--- BEGIN SUPPLIED MATERIAL ---

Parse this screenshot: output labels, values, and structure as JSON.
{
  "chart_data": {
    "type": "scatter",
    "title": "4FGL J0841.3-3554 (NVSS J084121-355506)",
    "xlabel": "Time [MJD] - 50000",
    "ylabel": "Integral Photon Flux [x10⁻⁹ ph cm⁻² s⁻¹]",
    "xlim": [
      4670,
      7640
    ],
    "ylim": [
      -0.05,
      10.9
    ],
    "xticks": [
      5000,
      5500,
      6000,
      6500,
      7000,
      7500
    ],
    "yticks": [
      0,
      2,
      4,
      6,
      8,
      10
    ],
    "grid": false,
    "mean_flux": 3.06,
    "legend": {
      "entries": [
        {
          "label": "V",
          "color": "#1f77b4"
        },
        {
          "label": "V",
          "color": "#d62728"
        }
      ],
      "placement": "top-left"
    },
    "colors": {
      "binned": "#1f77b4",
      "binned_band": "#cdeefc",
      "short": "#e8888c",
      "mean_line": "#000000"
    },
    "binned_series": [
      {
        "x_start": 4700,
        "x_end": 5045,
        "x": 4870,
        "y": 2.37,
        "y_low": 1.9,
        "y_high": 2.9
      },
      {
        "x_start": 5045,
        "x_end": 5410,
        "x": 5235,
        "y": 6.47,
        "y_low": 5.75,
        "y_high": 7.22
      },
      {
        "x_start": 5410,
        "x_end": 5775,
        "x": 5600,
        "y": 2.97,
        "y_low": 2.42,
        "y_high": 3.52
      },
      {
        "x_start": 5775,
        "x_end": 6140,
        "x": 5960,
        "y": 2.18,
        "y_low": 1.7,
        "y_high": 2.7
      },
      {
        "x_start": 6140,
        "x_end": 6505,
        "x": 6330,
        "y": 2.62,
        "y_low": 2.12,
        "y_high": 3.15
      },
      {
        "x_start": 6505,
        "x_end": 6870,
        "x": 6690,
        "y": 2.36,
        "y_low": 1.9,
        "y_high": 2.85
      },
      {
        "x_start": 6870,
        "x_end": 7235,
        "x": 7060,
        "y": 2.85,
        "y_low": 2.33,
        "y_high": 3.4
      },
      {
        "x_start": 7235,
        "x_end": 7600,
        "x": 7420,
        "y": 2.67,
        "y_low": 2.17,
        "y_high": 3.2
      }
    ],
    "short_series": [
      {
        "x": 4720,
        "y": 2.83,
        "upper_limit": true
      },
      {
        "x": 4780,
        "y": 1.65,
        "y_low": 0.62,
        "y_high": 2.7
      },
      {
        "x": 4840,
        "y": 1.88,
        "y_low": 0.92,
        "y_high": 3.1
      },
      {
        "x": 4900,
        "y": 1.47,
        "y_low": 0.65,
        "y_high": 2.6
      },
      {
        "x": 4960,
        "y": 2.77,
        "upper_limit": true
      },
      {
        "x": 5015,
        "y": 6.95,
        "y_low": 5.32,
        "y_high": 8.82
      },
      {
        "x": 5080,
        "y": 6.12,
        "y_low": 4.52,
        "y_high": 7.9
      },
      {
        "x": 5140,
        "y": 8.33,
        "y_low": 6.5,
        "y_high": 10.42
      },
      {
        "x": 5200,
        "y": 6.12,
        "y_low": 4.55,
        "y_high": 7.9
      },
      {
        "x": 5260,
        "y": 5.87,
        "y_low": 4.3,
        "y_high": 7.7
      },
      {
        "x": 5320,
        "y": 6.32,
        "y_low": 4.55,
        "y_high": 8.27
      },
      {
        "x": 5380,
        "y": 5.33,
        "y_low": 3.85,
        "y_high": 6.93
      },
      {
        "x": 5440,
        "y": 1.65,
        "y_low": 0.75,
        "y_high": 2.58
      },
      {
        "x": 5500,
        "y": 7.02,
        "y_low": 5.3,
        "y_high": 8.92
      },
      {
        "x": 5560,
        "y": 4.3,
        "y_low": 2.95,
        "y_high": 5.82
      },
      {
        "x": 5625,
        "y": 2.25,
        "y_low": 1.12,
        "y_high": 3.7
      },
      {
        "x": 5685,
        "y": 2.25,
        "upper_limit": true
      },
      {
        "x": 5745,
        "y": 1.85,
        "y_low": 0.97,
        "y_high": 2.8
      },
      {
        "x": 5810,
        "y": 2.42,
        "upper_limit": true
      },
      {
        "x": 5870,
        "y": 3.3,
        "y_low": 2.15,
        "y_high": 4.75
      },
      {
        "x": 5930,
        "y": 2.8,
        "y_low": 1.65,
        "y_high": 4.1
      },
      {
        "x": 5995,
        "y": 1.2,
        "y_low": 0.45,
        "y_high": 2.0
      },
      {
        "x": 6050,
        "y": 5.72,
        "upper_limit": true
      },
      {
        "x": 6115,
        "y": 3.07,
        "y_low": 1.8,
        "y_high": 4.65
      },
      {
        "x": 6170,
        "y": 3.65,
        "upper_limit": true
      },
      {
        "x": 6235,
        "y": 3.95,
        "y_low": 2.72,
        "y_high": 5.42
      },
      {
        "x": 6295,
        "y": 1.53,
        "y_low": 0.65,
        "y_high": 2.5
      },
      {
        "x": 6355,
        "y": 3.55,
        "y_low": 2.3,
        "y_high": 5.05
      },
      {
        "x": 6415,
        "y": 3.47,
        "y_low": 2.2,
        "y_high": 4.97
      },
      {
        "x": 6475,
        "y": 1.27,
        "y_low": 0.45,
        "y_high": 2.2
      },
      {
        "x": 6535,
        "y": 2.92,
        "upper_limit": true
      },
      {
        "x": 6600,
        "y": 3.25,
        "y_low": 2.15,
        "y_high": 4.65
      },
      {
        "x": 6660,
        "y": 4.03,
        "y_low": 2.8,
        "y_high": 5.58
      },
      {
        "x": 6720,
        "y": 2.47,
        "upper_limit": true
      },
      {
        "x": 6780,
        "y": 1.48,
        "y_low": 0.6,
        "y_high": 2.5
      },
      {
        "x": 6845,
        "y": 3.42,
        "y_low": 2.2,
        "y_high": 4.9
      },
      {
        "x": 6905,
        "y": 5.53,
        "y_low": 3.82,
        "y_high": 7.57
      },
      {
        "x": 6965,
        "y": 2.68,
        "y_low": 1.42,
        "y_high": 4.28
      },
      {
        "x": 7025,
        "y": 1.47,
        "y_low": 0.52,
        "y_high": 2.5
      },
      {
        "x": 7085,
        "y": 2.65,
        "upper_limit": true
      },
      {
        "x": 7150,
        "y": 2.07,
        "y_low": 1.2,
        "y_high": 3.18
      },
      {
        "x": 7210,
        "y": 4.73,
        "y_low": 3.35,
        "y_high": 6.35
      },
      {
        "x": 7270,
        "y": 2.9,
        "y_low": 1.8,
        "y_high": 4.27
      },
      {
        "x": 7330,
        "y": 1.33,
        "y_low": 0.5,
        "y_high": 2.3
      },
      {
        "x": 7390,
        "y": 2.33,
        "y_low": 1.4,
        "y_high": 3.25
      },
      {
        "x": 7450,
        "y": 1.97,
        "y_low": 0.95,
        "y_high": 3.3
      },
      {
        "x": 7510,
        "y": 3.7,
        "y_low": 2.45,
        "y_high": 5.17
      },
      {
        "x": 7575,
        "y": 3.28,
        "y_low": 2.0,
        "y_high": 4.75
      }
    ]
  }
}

--- END SUPPLIED MATERIAL ---

▶ _GIVEN PROBLEM_
Copy out the whole listing, exactly as written.

▶ _WRITTEN RESPONSE_
Parse this screenshot: output labels, values, and structure as JSON.
{
  "chart_data": {
    "type": "scatter",
    "title": "4FGL J0841.3-3554 (NVSS J084121-355506)",
    "xlabel": "Time [MJD] - 50000",
    "ylabel": "Integral Photon Flux [x10⁻⁹ ph cm⁻² s⁻¹]",
    "xlim": [
      4670,
      7640
    ],
    "ylim": [
      -0.05,
      10.9
    ],
    "xticks": [
      5000,
      5500,
      6000,
      6500,
      7000,
      7500
    ],
    "yticks": [
      0,
      2,
      4,
      6,
      8,
      10
    ],
    "grid": false,
    "mean_flux": 3.06,
    "legend": {
      "entries": [
        {
          "label": "V",
          "color": "#1f77b4"
        },
        {
          "label": "V",
          "color": "#d62728"
        }
      ],
      "placement": "top-left"
    },
    "colors": {
      "binned": "#1f77b4",
      "binned_band": "#cdeefc",
      "short": "#e8888c",
      "mean_line": "#000000"
    },
    "binned_series": [
      {
        "x_start": 4700,
        "x_end": 5045,
        "x": 4870,
        "y": 2.37,
        "y_low": 1.9,
        "y_high": 2.9
      },
      {
        "x_start": 5045,
        "x_end": 5410,
        "x": 5235,
        "y": 6.47,
        "y_low": 5.75,
        "y_high": 7.22
      },
      {
        "x_start": 5410,
        "x_end": 5775,
        "x": 5600,
        "y": 2.97,
        "y_low": 2.42,
        "y_high": 3.52
      },
      {
        "x_start": 5775,
        "x_end": 6140,
        "x": 5960,
        "y": 2.18,
        "y_low": 1.7,
        "y_high": 2.7
      },
      {
        "x_start": 6140,
        "x_end": 6505,
        "x": 6330,
        "y": 2.62,
        "y_low": 2.12,
        "y_high": 3.15
      },
      {
        "x_start": 6505,
        "x_end": 6870,
        "x": 6690,
        "y": 2.36,
        "y_low": 1.9,
        "y_high": 2.85
      },
      {
        "x_start": 6870,
        "x_end": 7235,
        "x": 7060,
        "y": 2.85,
        "y_low": 2.33,
        "y_high": 3.4
      },
      {
        "x_start": 7235,
        "x_end": 7600,
        "x": 7420,
        "y": 2.67,
        "y_low": 2.17,
        "y_high": 3.2
      }
    ],
    "short_series": [
      {
        "x": 4720,
        "y": 2.83,
        "upper_limit": true
      },
      {
        "x": 4780,
        "y": 1.65,
        "y_low": 0.62,
        "y_high": 2.7
      },
      {
        "x": 4840,
        "y": 1.88,
        "y_low": 0.92,
        "y_high": 3.1
      },
      {
        "x": 4900,
        "y": 1.47,
        "y_low": 0.65,
        "y_high": 2.6
      },
      {
        "x": 4960,
        "y": 2.77,
        "upper_limit": true
      },
      {
        "x": 5015,
        "y": 6.95,
        "y_low": 5.32,
        "y_high": 8.82
      },
      {
        "x": 5080,
        "y": 6.12,
        "y_low": 4.52,
        "y_high": 7.9
      },
      {
        "x": 5140,
        "y": 8.33,
        "y_low": 6.5,
        "y_high": 10.42
      },
      {
        "x": 5200,
        "y": 6.12,
        "y_low": 4.55,
        "y_high": 7.9
      },
      {
        "x": 5260,
        "y": 5.87,
        "y_low": 4.3,
        "y_high": 7.7
      },
      {
        "x": 5320,
        "y": 6.32,
        "y_low": 4.55,
        "y_high": 8.27
      },
      {
        "x": 5380,
        "y": 5.33,
        "y_low": 3.85,
        "y_high": 6.93
      },
      {
        "x": 5440,
        "y": 1.65,
        "y_low": 0.75,
        "y_high": 2.58
      },
      {
        "x": 5500,
        "y": 7.02,
        "y_low": 5.3,
        "y_high": 8.92
      },
      {
        "x": 5560,
        "y": 4.3,
        "y_low": 2.95,
        "y_high": 5.82
      },
      {
        "x": 5625,
        "y": 2.25,
        "y_low": 1.12,
        "y_high": 3.7
      },
      {
        "x": 5685,
        "y": 2.25,
        "upper_limit": true
      },
      {
        "x": 5745,
        "y": 1.85,
        "y_low": 0.97,
        "y_high": 2.8
      },
      {
        "x": 5810,
        "y": 2.42,
        "upper_limit": true
      },
      {
        "x": 5870,
        "y": 3.3,
        "y_low": 2.15,
        "y_high": 4.75
      },
      {
        "x": 5930,
        "y": 2.8,
        "y_low": 1.65,
        "y_high": 4.1
      },
      {
        "x": 5995,
        "y": 1.2,
        "y_low": 0.45,
        "y_high": 2.0
      },
      {
        "x": 6050,
        "y": 5.72,
        "upper_limit": true
      },
      {
        "x": 6115,
        "y": 3.07,
        "y_low": 1.8,
        "y_high": 4.65
      },
      {
        "x": 6170,
        "y": 3.65,
        "upper_limit": true
      },
      {
        "x": 6235,
        "y": 3.95,
        "y_low": 2.72,
        "y_high": 5.42
      },
      {
        "x": 6295,
        "y": 1.53,
        "y_low": 0.65,
        "y_high": 2.5
      },
      {
        "x": 6355,
        "y": 3.55,
        "y_low": 2.3,
        "y_high": 5.05
      },
      {
        "x": 6415,
        "y": 3.47,
        "y_low": 2.2,
        "y_high": 4.97
      },
      {
        "x": 6475,
        "y": 1.27,
        "y_low": 0.45,
        "y_high": 2.2
      },
      {
        "x": 6535,
        "y": 2.92,
        "upper_limit": true
      },
      {
        "x": 6600,
        "y": 3.25,
        "y_low": 2.15,
        "y_high": 4.65
      },
      {
        "x": 6660,
        "y": 4.03,
        "y_low": 2.8,
        "y_high": 5.58
      },
      {
        "x": 6720,
        "y": 2.47,
        "upper_limit": true
      },
      {
        "x": 6780,
        "y": 1.48,
        "y_low": 0.6,
        "y_high": 2.5
      },
      {
        "x": 6845,
        "y": 3.42,
        "y_low": 2.2,
        "y_high": 4.9
      },
      {
        "x": 6905,
        "y": 5.53,
        "y_low": 3.82,
        "y_high": 7.57
      },
      {
        "x": 6965,
        "y": 2.68,
        "y_low": 1.42,
        "y_high": 4.28
      },
      {
        "x": 7025,
        "y": 1.47,
        "y_low": 0.52,
        "y_high": 2.5
      },
      {
        "x": 7085,
        "y": 2.65,
        "upper_limit": true
      },
      {
        "x": 7150,
        "y": 2.07,
        "y_low": 1.2,
        "y_high": 3.18
      },
      {
        "x": 7210,
        "y": 4.73,
        "y_low": 3.35,
        "y_high": 6.35
      },
      {
        "x": 7270,
        "y": 2.9,
        "y_low": 1.8,
        "y_high": 4.27
      },
      {
        "x": 7330,
        "y": 1.33,
        "y_low": 0.5,
        "y_high": 2.3
      },
      {
        "x": 7390,
        "y": 2.33,
        "y_low": 1.4,
        "y_high": 3.25
      },
      {
        "x": 7450,
        "y": 1.97,
        "y_low": 0.95,
        "y_high": 3.3
      },
      {
        "x": 7510,
        "y": 3.7,
        "y_low": 2.45,
        "y_high": 5.17
      },
      {
        "x": 7575,
        "y": 3.28,
        "y_low": 2.0,
        "y_high": 4.75
      }
    ]
  }
}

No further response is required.